Data to use.
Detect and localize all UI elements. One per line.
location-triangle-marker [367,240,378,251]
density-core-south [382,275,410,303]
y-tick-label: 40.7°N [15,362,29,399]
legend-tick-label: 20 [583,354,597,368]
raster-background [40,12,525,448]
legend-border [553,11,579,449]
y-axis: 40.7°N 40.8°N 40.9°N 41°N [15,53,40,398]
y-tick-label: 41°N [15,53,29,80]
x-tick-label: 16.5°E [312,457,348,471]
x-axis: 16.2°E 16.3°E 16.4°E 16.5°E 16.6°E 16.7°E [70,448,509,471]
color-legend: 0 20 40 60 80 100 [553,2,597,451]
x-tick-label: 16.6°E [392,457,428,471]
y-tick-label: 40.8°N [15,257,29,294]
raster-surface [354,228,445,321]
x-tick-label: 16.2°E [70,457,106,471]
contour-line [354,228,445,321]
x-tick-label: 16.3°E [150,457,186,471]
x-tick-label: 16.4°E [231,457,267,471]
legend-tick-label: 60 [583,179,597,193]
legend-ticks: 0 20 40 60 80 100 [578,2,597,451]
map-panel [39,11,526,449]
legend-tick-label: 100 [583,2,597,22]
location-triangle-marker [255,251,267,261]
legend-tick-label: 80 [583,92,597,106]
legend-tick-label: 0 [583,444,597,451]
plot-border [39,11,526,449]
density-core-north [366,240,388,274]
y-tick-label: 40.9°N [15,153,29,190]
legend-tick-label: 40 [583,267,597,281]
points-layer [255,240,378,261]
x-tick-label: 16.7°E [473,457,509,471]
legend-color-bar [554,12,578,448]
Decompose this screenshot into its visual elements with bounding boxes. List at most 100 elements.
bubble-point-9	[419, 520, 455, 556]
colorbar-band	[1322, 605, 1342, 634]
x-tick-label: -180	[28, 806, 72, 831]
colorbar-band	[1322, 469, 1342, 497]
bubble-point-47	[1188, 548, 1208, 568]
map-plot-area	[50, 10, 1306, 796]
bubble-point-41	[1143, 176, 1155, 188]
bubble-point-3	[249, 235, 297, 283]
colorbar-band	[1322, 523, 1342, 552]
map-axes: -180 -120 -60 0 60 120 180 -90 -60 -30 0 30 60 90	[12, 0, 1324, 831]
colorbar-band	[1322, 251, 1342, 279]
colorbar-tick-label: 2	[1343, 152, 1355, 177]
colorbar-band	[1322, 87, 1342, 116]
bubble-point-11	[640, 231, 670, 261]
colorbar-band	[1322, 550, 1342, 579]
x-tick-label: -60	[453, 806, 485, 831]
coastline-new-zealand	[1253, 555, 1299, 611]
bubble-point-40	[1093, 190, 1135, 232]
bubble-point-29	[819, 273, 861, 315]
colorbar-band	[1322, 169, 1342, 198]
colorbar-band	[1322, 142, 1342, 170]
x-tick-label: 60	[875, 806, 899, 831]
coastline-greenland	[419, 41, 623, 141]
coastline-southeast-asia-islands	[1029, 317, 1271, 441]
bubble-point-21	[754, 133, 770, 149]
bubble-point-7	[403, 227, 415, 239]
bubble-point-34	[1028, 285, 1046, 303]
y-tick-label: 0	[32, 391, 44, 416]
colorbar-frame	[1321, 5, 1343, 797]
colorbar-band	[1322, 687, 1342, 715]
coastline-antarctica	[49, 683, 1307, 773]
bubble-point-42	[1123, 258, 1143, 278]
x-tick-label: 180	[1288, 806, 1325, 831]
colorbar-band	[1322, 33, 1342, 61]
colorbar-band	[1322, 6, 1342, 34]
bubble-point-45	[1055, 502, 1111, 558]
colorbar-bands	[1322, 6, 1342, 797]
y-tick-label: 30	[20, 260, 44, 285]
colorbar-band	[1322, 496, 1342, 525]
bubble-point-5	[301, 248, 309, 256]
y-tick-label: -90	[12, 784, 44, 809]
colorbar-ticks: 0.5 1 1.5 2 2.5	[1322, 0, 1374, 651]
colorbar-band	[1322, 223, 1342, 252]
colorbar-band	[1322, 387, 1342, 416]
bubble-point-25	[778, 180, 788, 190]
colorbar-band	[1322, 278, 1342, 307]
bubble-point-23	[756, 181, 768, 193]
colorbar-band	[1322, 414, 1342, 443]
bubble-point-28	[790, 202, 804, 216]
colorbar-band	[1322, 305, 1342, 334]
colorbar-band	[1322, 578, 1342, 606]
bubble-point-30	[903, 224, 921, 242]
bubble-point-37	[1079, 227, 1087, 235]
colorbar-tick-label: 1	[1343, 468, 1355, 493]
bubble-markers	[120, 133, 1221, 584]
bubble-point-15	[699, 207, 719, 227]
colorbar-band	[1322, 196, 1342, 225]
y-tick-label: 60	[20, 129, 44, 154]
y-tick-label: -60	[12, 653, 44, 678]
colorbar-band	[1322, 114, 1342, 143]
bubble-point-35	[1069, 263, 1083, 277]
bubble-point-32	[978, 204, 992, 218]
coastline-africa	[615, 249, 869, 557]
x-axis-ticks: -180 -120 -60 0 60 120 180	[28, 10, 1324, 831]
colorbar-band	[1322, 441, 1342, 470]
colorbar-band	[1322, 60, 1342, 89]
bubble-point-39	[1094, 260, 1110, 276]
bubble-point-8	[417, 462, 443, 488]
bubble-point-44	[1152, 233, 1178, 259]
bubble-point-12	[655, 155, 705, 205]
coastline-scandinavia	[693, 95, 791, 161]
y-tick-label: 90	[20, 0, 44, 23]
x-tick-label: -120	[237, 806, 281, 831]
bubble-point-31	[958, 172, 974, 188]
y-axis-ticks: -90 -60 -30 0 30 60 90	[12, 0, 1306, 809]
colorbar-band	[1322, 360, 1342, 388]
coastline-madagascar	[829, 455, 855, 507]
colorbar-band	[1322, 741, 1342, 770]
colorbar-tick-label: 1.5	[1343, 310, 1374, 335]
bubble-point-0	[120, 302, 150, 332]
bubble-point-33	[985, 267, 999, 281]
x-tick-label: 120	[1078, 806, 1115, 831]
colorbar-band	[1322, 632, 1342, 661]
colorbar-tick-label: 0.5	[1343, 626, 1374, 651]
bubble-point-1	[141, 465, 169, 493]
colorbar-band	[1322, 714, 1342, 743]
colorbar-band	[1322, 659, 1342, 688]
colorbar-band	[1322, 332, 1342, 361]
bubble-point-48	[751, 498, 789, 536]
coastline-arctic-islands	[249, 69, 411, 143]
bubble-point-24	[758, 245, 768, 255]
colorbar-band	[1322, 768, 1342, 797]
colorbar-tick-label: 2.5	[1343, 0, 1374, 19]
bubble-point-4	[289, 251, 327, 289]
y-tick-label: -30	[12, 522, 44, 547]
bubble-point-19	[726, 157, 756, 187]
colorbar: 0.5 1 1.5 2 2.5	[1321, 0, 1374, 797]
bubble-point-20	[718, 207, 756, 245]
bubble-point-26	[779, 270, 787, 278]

Set exercise. Copy every line of the records above without any changes.

Solution to this task.
Detect and localize all UI elements. One per line.
location-triangle-marker [367,240,378,251]
density-core-south [382,275,410,303]
y-tick-label: 40.7°N [15,362,29,399]
legend-tick-label: 20 [583,354,597,368]
raster-background [40,12,525,448]
legend-border [553,11,579,449]
y-axis: 40.7°N 40.8°N 40.9°N 41°N [15,53,40,398]
y-tick-label: 41°N [15,53,29,80]
x-tick-label: 16.5°E [312,457,348,471]
x-axis: 16.2°E 16.3°E 16.4°E 16.5°E 16.6°E 16.7°E [70,448,509,471]
color-legend: 0 20 40 60 80 100 [553,2,597,451]
x-tick-label: 16.6°E [392,457,428,471]
y-tick-label: 40.8°N [15,257,29,294]
raster-surface [354,228,445,321]
x-tick-label: 16.2°E [70,457,106,471]
contour-line [354,228,445,321]
x-tick-label: 16.3°E [150,457,186,471]
x-tick-label: 16.4°E [231,457,267,471]
legend-tick-label: 60 [583,179,597,193]
legend-ticks: 0 20 40 60 80 100 [578,2,597,451]
map-panel [39,11,526,449]
legend-tick-label: 100 [583,2,597,22]
location-triangle-marker [255,251,267,261]
legend-tick-label: 80 [583,92,597,106]
legend-tick-label: 0 [583,444,597,451]
plot-border [39,11,526,449]
density-core-north [366,240,388,274]
y-tick-label: 40.9°N [15,153,29,190]
legend-tick-label: 40 [583,267,597,281]
points-layer [255,240,378,261]
x-tick-label: 16.7°E [473,457,509,471]
legend-color-bar [554,12,578,448]
Decompose this screenshot into its visual elements with bounding boxes. List at most 100 elements.
bubble-point-9	[419, 520, 455, 556]
colorbar-band	[1322, 605, 1342, 634]
x-tick-label: -180	[28, 806, 72, 831]
colorbar-band	[1322, 469, 1342, 497]
bubble-point-47	[1188, 548, 1208, 568]
map-plot-area	[50, 10, 1306, 796]
bubble-point-41	[1143, 176, 1155, 188]
bubble-point-3	[249, 235, 297, 283]
colorbar-band	[1322, 523, 1342, 552]
map-axes: -180 -120 -60 0 60 120 180 -90 -60 -30 0 30 60 90	[12, 0, 1324, 831]
colorbar-band	[1322, 251, 1342, 279]
colorbar-tick-label: 2	[1343, 152, 1355, 177]
colorbar-band	[1322, 87, 1342, 116]
bubble-point-11	[640, 231, 670, 261]
colorbar-band	[1322, 550, 1342, 579]
x-tick-label: -60	[453, 806, 485, 831]
coastline-new-zealand	[1253, 555, 1299, 611]
bubble-point-40	[1093, 190, 1135, 232]
bubble-point-29	[819, 273, 861, 315]
colorbar-band	[1322, 169, 1342, 198]
colorbar-band	[1322, 142, 1342, 170]
x-tick-label: 60	[875, 806, 899, 831]
coastline-greenland	[419, 41, 623, 141]
coastline-southeast-asia-islands	[1029, 317, 1271, 441]
bubble-point-21	[754, 133, 770, 149]
bubble-point-7	[403, 227, 415, 239]
bubble-point-34	[1028, 285, 1046, 303]
y-tick-label: 0	[32, 391, 44, 416]
colorbar-frame	[1321, 5, 1343, 797]
colorbar-band	[1322, 687, 1342, 715]
coastline-antarctica	[49, 683, 1307, 773]
bubble-point-42	[1123, 258, 1143, 278]
x-tick-label: 180	[1288, 806, 1325, 831]
colorbar-band	[1322, 33, 1342, 61]
colorbar-band	[1322, 6, 1342, 34]
bubble-point-45	[1055, 502, 1111, 558]
colorbar-bands	[1322, 6, 1342, 797]
y-tick-label: 30	[20, 260, 44, 285]
colorbar-band	[1322, 496, 1342, 525]
bubble-point-5	[301, 248, 309, 256]
y-tick-label: -90	[12, 784, 44, 809]
colorbar-ticks: 0.5 1 1.5 2 2.5	[1322, 0, 1374, 651]
colorbar-band	[1322, 223, 1342, 252]
colorbar-band	[1322, 387, 1342, 416]
bubble-point-25	[778, 180, 788, 190]
colorbar-band	[1322, 278, 1342, 307]
bubble-point-23	[756, 181, 768, 193]
colorbar-band	[1322, 414, 1342, 443]
bubble-point-28	[790, 202, 804, 216]
colorbar-band	[1322, 305, 1342, 334]
colorbar-band	[1322, 578, 1342, 606]
bubble-point-30	[903, 224, 921, 242]
bubble-point-37	[1079, 227, 1087, 235]
colorbar-tick-label: 1	[1343, 468, 1355, 493]
bubble-markers	[120, 133, 1221, 584]
bubble-point-15	[699, 207, 719, 227]
colorbar-band	[1322, 196, 1342, 225]
y-tick-label: 60	[20, 129, 44, 154]
y-tick-label: -60	[12, 653, 44, 678]
colorbar-band	[1322, 114, 1342, 143]
bubble-point-35	[1069, 263, 1083, 277]
bubble-point-32	[978, 204, 992, 218]
coastline-africa	[615, 249, 869, 557]
x-axis-ticks: -180 -120 -60 0 60 120 180	[28, 10, 1324, 831]
colorbar-band	[1322, 441, 1342, 470]
colorbar-band	[1322, 60, 1342, 89]
bubble-point-39	[1094, 260, 1110, 276]
bubble-point-8	[417, 462, 443, 488]
bubble-point-44	[1152, 233, 1178, 259]
bubble-point-12	[655, 155, 705, 205]
coastline-scandinavia	[693, 95, 791, 161]
y-tick-label: 90	[20, 0, 44, 23]
x-tick-label: -120	[237, 806, 281, 831]
bubble-point-31	[958, 172, 974, 188]
y-axis-ticks: -90 -60 -30 0 30 60 90	[12, 0, 1306, 809]
colorbar-band	[1322, 360, 1342, 388]
coastline-madagascar	[829, 455, 855, 507]
colorbar-band	[1322, 741, 1342, 770]
colorbar-tick-label: 1.5	[1343, 310, 1374, 335]
bubble-point-0	[120, 302, 150, 332]
bubble-point-33	[985, 267, 999, 281]
x-tick-label: 120	[1078, 806, 1115, 831]
colorbar-band	[1322, 632, 1342, 661]
colorbar-tick-label: 0.5	[1343, 626, 1374, 651]
bubble-point-1	[141, 465, 169, 493]
colorbar-band	[1322, 714, 1342, 743]
colorbar-band	[1322, 659, 1342, 688]
colorbar-band	[1322, 332, 1342, 361]
bubble-point-48	[751, 498, 789, 536]
coastline-arctic-islands	[249, 69, 411, 143]
bubble-point-24	[758, 245, 768, 255]
colorbar-band	[1322, 768, 1342, 797]
colorbar-tick-label: 2.5	[1343, 0, 1374, 19]
bubble-point-4	[289, 251, 327, 289]
y-tick-label: -30	[12, 522, 44, 547]
bubble-point-19	[726, 157, 756, 187]
colorbar: 0.5 1 1.5 2 2.5	[1321, 0, 1374, 797]
bubble-point-20	[718, 207, 756, 245]
bubble-point-26	[779, 270, 787, 278]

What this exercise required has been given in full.